*Short problem*
Return all lines from the listing below in which the string "County" occurs.
Start of Exercise materials
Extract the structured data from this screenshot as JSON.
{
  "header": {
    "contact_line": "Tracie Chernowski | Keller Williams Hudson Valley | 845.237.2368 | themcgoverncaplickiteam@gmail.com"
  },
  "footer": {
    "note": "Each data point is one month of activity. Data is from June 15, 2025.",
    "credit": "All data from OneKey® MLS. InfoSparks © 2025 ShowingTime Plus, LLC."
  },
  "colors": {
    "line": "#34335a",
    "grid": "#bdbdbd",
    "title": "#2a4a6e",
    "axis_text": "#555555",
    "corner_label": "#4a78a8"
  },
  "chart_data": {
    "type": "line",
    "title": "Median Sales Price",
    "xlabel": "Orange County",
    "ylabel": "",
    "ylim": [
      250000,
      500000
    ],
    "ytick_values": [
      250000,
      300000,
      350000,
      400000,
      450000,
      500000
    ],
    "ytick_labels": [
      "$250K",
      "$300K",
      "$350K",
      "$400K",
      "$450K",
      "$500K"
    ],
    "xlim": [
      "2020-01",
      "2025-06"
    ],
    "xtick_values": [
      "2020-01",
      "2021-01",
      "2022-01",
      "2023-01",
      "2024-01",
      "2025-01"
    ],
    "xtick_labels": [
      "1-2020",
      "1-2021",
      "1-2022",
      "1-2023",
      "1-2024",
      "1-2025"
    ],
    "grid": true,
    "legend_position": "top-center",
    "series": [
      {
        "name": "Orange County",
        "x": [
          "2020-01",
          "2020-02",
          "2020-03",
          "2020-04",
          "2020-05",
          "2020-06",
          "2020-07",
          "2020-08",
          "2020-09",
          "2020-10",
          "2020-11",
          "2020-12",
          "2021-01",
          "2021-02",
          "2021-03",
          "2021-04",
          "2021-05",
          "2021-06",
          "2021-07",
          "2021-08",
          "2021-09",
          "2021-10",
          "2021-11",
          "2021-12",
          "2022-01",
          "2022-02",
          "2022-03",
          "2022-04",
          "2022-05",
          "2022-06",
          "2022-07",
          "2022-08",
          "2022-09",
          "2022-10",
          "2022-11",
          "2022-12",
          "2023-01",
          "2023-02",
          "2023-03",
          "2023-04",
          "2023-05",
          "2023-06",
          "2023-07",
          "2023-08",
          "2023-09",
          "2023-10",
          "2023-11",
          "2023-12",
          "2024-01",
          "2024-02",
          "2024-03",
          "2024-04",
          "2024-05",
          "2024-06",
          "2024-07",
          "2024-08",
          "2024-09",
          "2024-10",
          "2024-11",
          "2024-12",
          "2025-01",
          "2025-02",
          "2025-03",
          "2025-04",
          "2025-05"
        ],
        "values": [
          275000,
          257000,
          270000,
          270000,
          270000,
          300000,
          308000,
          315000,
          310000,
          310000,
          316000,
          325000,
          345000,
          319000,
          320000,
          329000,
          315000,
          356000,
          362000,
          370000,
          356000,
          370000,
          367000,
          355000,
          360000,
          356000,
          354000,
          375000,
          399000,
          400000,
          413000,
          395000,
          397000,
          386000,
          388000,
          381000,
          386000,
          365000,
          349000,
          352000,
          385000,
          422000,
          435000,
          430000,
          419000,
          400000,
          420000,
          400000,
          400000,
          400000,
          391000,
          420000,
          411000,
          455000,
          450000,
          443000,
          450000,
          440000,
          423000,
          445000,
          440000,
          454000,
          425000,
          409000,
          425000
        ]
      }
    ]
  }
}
End of Exercise materials
*Complete response*
    "xlabel": "Orange County",
        "name": "Orange County",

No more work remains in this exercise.